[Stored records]
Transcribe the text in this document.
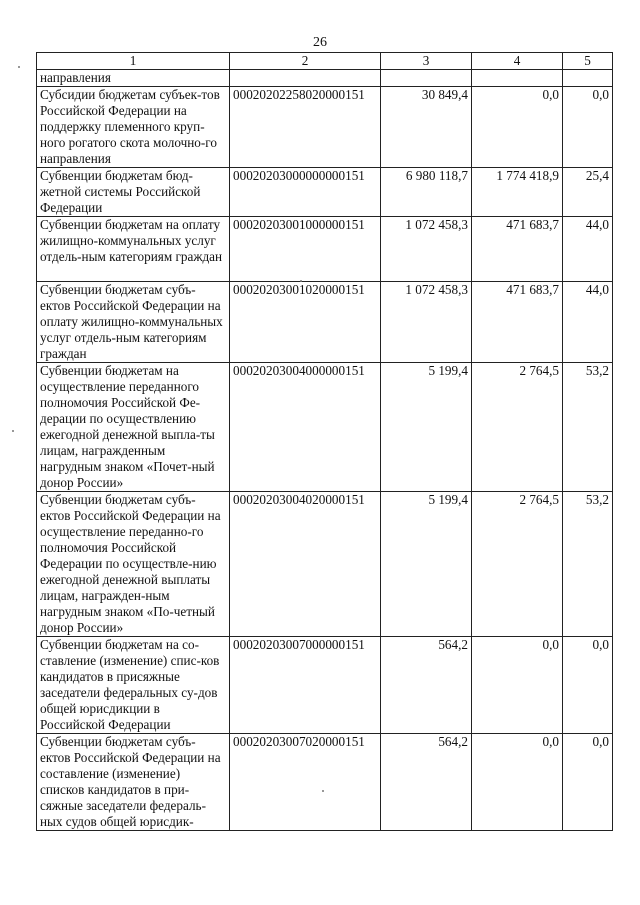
26
1	2	3	4	5
направления				
Субсидии бюджетам субъек-тов Российской Федерации на поддержку племенного круп-ного рогатого скота молочно-го направления	00020202258020000151	30 849,4	0,0	0,0
Субвенции бюджетам бюд-жетной системы Российской Федерации	00020203000000000151	6 980 118,7	1 774 418,9	25,4
Субвенции бюджетам на оплату жилищно-коммунальных услуг отдель-ным категориям граждан	00020203001000000151	1 072 458,3	471 683,7	44,0
Субвенции бюджетам субъ-ектов Российской Федерации на оплату жилищно-коммунальных услуг отдель-ным категориям граждан	00020203001020000151	1 072 458,3	471 683,7	44,0
Субвенции бюджетам на осуществление переданного полномочия Российской Фе-дерации по осуществлению ежегодной денежной выпла-ты лицам, награжденным нагрудным знаком «Почет-ный донор России»	00020203004000000151	5 199,4	2 764,5	53,2
Субвенции бюджетам субъ-ектов Российской Федерации на осуществление переданно-го полномочия Российской Федерации по осуществле-нию ежегодной денежной выплаты лицам, награжден-ным нагрудным знаком «По-четный донор России»	00020203004020000151	5 199,4	2 764,5	53,2
Субвенции бюджетам на со-ставление (изменение) спис-ков кандидатов в присяжные заседатели федеральных су-дов общей юрисдикции в Российской Федерации	00020203007000000151	564,2	0,0	0,0
Субвенции бюджетам субъ-ектов Российской Федерации на составление (изменение) списков кандидатов в при-сяжные заседатели федераль-ных судов общей юрисдик-	00020203007020000151	564,2	0,0	0,0
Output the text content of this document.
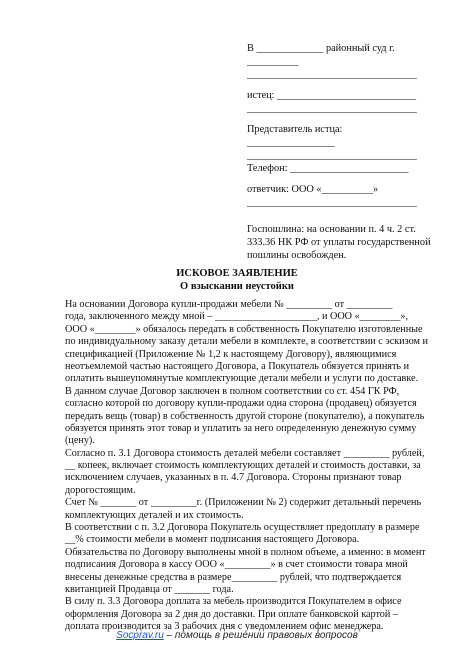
В _____________ районный суд г.
__________
_________________________________
истец: ___________________________
_________________________________
Представитель истца:
_________________
_________________________________
Телефон: _______________________
ответчик: ООО «__________»
_________________________________
Госпошлина: на основании п. 4 ч. 2 ст.
333.36 НК РФ от уплаты государственной
пошлины освобожден.
ИСКОВОЕ ЗАЯВЛЕНИЕ
О взыскании неустойки
На основании Договора купли-продажи мебели № _________ от _________
года, заключенного между мной – ____________________, и ООО «________»,
ООО «________» обязалось передать в собственность Покупателю изготовленные
по индивидуальному заказу детали мебели в комплекте, в соответствии с эскизом и
спецификацией (Приложение № 1,2 к настоящему Договору), являющимися
неотъемлемой частью настоящего Договора, а Покупатель обязуется принять и
оплатить вышеупомянутые комплектующие детали мебели и услуги по доставке.
В данном случае Договор заключен в полном соответствии со ст. 454 ГК РФ,
согласно которой по договору купли-продажи одна сторона (продавец) обязуется
передать вещь (товар) в собственность другой стороне (покупателю), а покупатель
обязуется принять этот товар и уплатить за него определенную денежную сумму
(цену).
Согласно п. 3.1 Договора стоимость деталей мебели составляет _________ рублей,
__ копеек, включает стоимость комплектующих деталей и стоимость доставки, за
исключением случаев, указанных в п. 4.7 Договора. Стороны признают товар
дорогостоящим.
Счет № _______ от _________г. (Приложении № 2) содержит детальный перечень
комплектующих деталей и их стоимость.
В соответствии с п. 3.2 Договора Покупатель осуществляет предоплату в размере
__% стоимости мебели в момент подписания настоящего Договора.
Обязательства по Договору выполнены мной в полном объеме, а именно: в момент
подписания Договора в кассу ООО «_________» в счет стоимости товара мной
внесены денежные средства в размере_________ рублей, что подтверждается
квитанцией Продавца от _______ года.
В силу п. 3.3 Договора доплата за мебель производится Покупателем в офисе
оформления Договора за 2 дня до доставки. При оплате банковской картой –
доплата производится за 3 рабочих дня с уведомлением офис менеджера.
Socprav.ru – помощь в решении правовых вопросов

## SET EXERCISE
Check every line of the material for the string "подписания" and give the number of lines that have it, without anything else.

## FULL SOLUTION
2